[Data records]
----------------

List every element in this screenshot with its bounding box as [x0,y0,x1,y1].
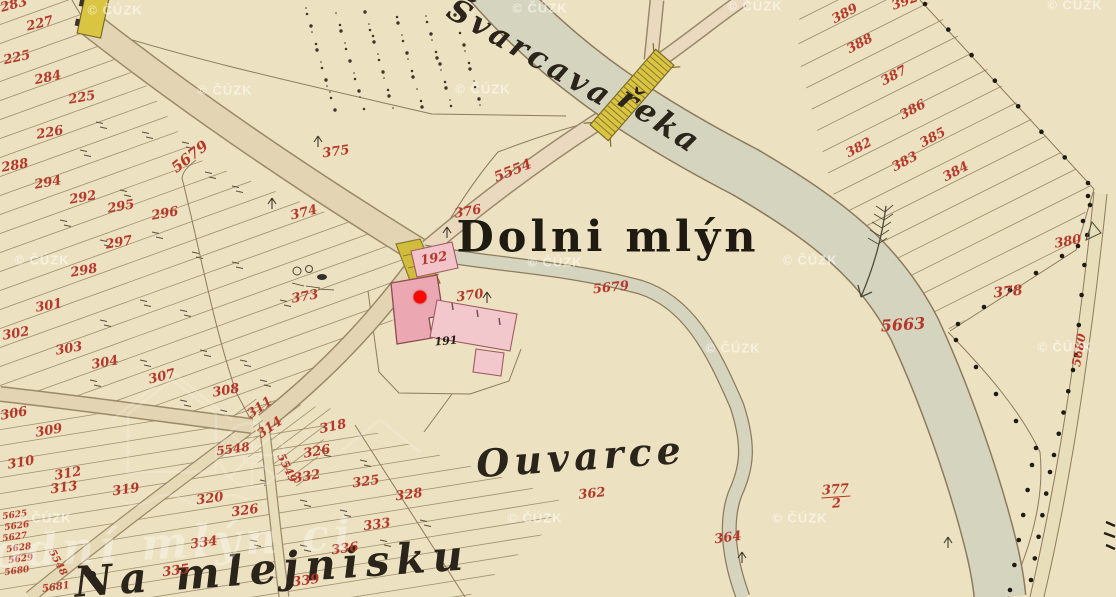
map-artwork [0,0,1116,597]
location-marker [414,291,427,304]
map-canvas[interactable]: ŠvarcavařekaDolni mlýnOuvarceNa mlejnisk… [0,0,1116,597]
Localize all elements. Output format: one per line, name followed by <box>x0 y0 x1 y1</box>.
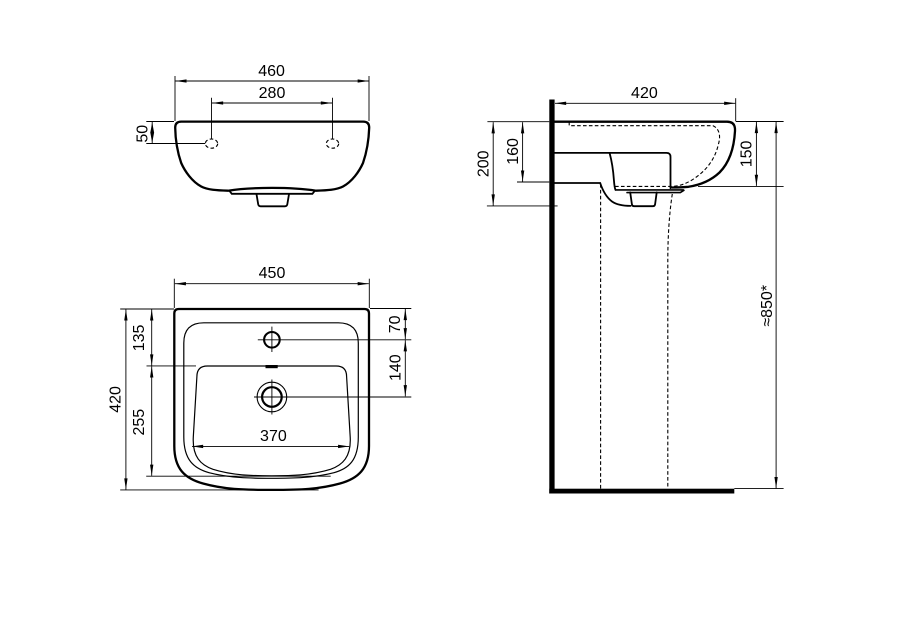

----------------

Stated problem:
Which lines in the items above contain the word "format"? Report each such line in full.

Full solution:
Localize all elements. Output format: one per line, name followed by <box>x0 y0 x1 y1</box>.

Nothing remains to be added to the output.